WHAT THE EXERCISE ASKS. Exclude all pictures, then copy each of the records exactly as written.

(Figure content listings)
◆ ◆ ◆

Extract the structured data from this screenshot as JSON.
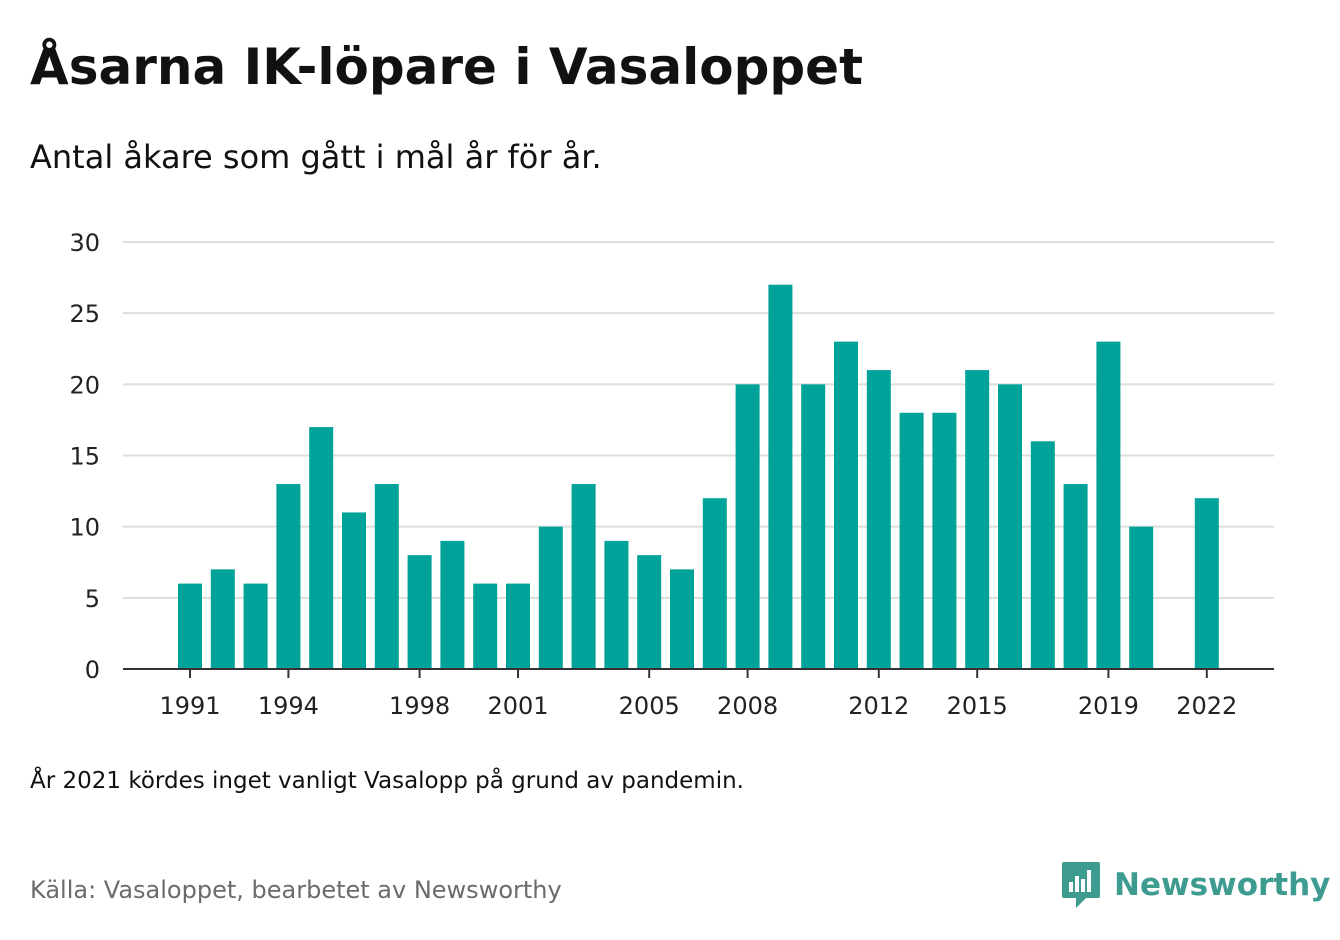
{
  "title": "Åsarna IK-löpare i Vasaloppet",
  "subtitle": "Antal åkare som gått i mål år för år.",
  "note": "År 2021 kördes inget vanligt Vasalopp på grund av pandemin.",
  "source": "Källa: Vasaloppet, bearbetet av Newsworthy",
  "brand": {
    "name": "Newsworthy",
    "icon": "newsworthy-logo-icon",
    "color": "#3d9b8f"
  },
  "colors": {
    "bar": "#00a39a",
    "grid": "#dddddd",
    "axis": "#333333"
  },
  "chart_data": {
    "type": "bar",
    "x": [
      1991,
      1992,
      1993,
      1994,
      1995,
      1996,
      1997,
      1998,
      1999,
      2000,
      2001,
      2002,
      2003,
      2004,
      2005,
      2006,
      2007,
      2008,
      2009,
      2010,
      2011,
      2012,
      2013,
      2014,
      2015,
      2016,
      2017,
      2018,
      2019,
      2020,
      2021,
      2022
    ],
    "values": [
      6,
      7,
      6,
      13,
      17,
      11,
      13,
      8,
      9,
      6,
      6,
      10,
      13,
      9,
      8,
      7,
      12,
      20,
      27,
      20,
      23,
      21,
      18,
      18,
      21,
      20,
      16,
      13,
      23,
      10,
      null,
      12
    ],
    "xticks": [
      1991,
      1994,
      1998,
      2001,
      2005,
      2008,
      2012,
      2015,
      2019,
      2022
    ],
    "xtick_labels": [
      "1991",
      "1994",
      "1998",
      "2001",
      "2005",
      "2008",
      "2012",
      "2015",
      "2019",
      "2022"
    ],
    "yticks": [
      0,
      5,
      10,
      15,
      20,
      25,
      30
    ],
    "ytick_labels": [
      "0",
      "5",
      "10",
      "15",
      "20",
      "25",
      "30"
    ],
    "ylim": [
      0,
      30
    ],
    "grid": true,
    "legend": "none"
  }
}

◆ ◆ ◆

FULL SOLUTION.
Extract the structured data from this screenshot as JSON.
{
  "title": "Åsarna IK-löpare i Vasaloppet",
  "subtitle": "Antal åkare som gått i mål år för år.",
  "note": "År 2021 kördes inget vanligt Vasalopp på grund av pandemin.",
  "source": "Källa: Vasaloppet, bearbetet av Newsworthy",
  "brand": {
    "name": "Newsworthy",
    "icon": "newsworthy-logo-icon",
    "color": "#3d9b8f"
  },
  "colors": {
    "bar": "#00a39a",
    "grid": "#dddddd",
    "axis": "#333333"
  },
  "chart_data": {
    "type": "bar",
    "x": [
      1991,
      1992,
      1993,
      1994,
      1995,
      1996,
      1997,
      1998,
      1999,
      2000,
      2001,
      2002,
      2003,
      2004,
      2005,
      2006,
      2007,
      2008,
      2009,
      2010,
      2011,
      2012,
      2013,
      2014,
      2015,
      2016,
      2017,
      2018,
      2019,
      2020,
      2021,
      2022
    ],
    "values": [
      6,
      7,
      6,
      13,
      17,
      11,
      13,
      8,
      9,
      6,
      6,
      10,
      13,
      9,
      8,
      7,
      12,
      20,
      27,
      20,
      23,
      21,
      18,
      18,
      21,
      20,
      16,
      13,
      23,
      10,
      null,
      12
    ],
    "xticks": [
      1991,
      1994,
      1998,
      2001,
      2005,
      2008,
      2012,
      2015,
      2019,
      2022
    ],
    "xtick_labels": [
      "1991",
      "1994",
      "1998",
      "2001",
      "2005",
      "2008",
      "2012",
      "2015",
      "2019",
      "2022"
    ],
    "yticks": [
      0,
      5,
      10,
      15,
      20,
      25,
      30
    ],
    "ytick_labels": [
      "0",
      "5",
      "10",
      "15",
      "20",
      "25",
      "30"
    ],
    "ylim": [
      0,
      30
    ],
    "grid": true,
    "legend": "none"
  }
}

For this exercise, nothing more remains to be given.